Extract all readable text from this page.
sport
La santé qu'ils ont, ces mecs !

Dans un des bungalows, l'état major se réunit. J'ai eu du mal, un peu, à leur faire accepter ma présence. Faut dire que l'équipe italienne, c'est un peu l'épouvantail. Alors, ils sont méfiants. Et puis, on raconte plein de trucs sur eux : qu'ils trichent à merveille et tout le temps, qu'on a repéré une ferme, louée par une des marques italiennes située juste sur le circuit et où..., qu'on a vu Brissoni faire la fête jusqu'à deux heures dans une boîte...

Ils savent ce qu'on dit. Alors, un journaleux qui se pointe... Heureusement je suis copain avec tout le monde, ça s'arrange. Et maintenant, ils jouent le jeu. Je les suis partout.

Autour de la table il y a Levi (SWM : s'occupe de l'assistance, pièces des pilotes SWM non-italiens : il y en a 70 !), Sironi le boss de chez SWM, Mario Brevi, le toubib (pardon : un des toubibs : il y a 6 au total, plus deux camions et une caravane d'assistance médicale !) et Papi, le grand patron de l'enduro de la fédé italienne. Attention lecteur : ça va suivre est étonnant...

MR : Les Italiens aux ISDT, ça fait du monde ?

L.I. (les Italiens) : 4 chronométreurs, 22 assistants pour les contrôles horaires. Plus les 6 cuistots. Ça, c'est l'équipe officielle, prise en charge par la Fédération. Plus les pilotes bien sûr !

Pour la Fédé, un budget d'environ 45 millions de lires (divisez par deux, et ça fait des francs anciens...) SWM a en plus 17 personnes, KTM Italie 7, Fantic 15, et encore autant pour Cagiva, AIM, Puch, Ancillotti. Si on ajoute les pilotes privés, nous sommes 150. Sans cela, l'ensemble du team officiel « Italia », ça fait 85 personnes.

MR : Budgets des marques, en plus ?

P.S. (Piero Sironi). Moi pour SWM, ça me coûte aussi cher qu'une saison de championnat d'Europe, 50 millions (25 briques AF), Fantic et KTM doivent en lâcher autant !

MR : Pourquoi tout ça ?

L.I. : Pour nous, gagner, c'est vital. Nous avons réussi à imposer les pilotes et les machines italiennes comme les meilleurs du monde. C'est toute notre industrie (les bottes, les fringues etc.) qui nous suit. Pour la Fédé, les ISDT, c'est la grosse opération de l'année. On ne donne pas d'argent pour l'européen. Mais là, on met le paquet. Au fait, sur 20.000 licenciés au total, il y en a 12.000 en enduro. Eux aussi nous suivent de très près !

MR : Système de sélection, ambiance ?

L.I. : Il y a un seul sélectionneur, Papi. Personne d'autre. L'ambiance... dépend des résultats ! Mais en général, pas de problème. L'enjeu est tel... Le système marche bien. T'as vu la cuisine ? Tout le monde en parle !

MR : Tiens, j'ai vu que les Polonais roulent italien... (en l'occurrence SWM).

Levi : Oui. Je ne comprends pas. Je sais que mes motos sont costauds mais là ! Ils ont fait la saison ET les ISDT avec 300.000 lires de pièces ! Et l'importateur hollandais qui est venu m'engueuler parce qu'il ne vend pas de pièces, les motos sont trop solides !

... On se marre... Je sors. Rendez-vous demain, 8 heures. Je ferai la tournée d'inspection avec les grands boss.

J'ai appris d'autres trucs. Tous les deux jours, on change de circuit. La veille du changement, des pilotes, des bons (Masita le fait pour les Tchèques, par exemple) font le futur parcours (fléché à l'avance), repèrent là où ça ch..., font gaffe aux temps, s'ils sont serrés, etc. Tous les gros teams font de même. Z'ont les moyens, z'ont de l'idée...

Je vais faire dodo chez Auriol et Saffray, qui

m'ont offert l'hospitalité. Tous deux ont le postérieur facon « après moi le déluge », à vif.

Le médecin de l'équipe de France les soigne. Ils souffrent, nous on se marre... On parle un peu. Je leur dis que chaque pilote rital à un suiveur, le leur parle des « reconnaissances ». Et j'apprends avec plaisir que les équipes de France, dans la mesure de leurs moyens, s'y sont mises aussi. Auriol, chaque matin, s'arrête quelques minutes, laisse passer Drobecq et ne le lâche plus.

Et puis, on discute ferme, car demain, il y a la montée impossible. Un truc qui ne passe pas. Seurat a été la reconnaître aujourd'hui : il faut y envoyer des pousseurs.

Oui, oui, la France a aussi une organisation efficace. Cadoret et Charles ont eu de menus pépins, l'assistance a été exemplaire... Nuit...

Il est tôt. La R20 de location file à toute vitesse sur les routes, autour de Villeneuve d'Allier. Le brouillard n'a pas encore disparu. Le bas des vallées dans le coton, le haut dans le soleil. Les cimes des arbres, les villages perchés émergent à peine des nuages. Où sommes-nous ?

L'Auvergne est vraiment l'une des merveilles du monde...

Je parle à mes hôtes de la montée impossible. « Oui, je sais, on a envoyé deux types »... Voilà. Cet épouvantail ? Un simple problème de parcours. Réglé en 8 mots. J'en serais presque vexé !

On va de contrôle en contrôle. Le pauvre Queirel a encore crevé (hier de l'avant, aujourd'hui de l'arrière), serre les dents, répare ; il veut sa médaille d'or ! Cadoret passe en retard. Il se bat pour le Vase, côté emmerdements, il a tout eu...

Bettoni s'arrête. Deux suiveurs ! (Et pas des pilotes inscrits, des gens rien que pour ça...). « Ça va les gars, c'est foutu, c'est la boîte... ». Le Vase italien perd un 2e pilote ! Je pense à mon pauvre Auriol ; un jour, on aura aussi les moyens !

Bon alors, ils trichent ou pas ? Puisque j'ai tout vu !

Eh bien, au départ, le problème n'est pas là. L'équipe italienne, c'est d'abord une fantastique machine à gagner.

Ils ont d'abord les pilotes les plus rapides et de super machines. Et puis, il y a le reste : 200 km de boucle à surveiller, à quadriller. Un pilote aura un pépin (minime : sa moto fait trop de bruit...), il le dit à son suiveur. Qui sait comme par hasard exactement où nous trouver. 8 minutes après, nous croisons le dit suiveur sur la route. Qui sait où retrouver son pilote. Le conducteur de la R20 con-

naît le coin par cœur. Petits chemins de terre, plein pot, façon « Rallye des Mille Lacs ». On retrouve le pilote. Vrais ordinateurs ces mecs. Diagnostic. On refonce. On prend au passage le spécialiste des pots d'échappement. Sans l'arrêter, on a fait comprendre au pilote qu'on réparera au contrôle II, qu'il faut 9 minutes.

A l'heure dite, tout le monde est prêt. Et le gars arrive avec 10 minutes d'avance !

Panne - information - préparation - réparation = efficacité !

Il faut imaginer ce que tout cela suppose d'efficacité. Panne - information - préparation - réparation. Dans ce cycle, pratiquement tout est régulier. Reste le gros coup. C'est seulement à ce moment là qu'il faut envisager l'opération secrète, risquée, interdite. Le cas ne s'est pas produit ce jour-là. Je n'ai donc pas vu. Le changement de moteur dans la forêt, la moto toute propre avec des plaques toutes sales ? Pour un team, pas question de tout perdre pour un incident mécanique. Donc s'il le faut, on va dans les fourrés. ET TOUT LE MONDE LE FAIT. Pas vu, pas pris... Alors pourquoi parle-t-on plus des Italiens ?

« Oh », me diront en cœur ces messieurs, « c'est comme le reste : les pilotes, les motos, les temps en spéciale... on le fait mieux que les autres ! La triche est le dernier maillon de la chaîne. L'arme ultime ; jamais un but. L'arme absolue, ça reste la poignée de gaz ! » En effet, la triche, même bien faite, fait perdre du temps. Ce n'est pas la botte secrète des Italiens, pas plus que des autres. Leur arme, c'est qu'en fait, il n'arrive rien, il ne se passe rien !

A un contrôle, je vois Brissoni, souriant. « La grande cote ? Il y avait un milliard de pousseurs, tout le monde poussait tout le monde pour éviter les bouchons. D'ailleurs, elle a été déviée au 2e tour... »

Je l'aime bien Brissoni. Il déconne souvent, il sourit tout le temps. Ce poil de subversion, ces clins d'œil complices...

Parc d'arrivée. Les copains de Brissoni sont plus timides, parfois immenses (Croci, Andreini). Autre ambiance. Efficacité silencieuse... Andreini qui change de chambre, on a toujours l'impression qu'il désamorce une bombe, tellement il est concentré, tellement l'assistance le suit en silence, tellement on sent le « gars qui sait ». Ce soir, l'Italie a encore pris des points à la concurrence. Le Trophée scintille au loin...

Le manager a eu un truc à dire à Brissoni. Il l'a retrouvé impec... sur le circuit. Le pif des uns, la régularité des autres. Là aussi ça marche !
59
...
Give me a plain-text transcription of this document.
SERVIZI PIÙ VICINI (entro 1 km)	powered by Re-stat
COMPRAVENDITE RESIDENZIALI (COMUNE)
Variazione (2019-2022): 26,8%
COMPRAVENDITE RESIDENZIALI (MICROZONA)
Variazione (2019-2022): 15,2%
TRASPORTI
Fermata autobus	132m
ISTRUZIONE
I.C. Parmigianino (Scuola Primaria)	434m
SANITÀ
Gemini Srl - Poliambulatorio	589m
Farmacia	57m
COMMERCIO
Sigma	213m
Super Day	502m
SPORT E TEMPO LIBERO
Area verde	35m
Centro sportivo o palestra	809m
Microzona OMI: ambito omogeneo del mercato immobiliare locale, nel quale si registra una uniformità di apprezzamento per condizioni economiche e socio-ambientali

Stated exercise: Show all lines from the data above in which the word "total" appears.

Exercise response:
Autour de la table il y a Levi (SWM : s'occupe de l'assistance, pièces des pilotes SWM non-italiens : il y en a 70 !), Sironi le boss de chez SWM, Mario Brevi, le toubib (pardon : un des toubibs : il y a 6 au total, plus deux camions et une caravane d'assistance médicale !) et Papi, le grand patron de l'enduro de la fédé italienne. Attention lecteur : ça va suivre est étonnant...
L.I. : Pour nous, gagner, c'est vital. Nous avons réussi à imposer les pilotes et les machines italiennes comme les meilleurs du monde. C'est toute notre industrie (les bottes, les fringues etc.) qui nous suit. Pour la Fédé, les ISDT, c'est la grosse opération de l'année. On ne donne pas d'argent pour l'européen. Mais là, on met le paquet. Au fait, sur 20.000 licenciés au total, il y en a 12.000 en enduro. Eux aussi nous suivent de très près !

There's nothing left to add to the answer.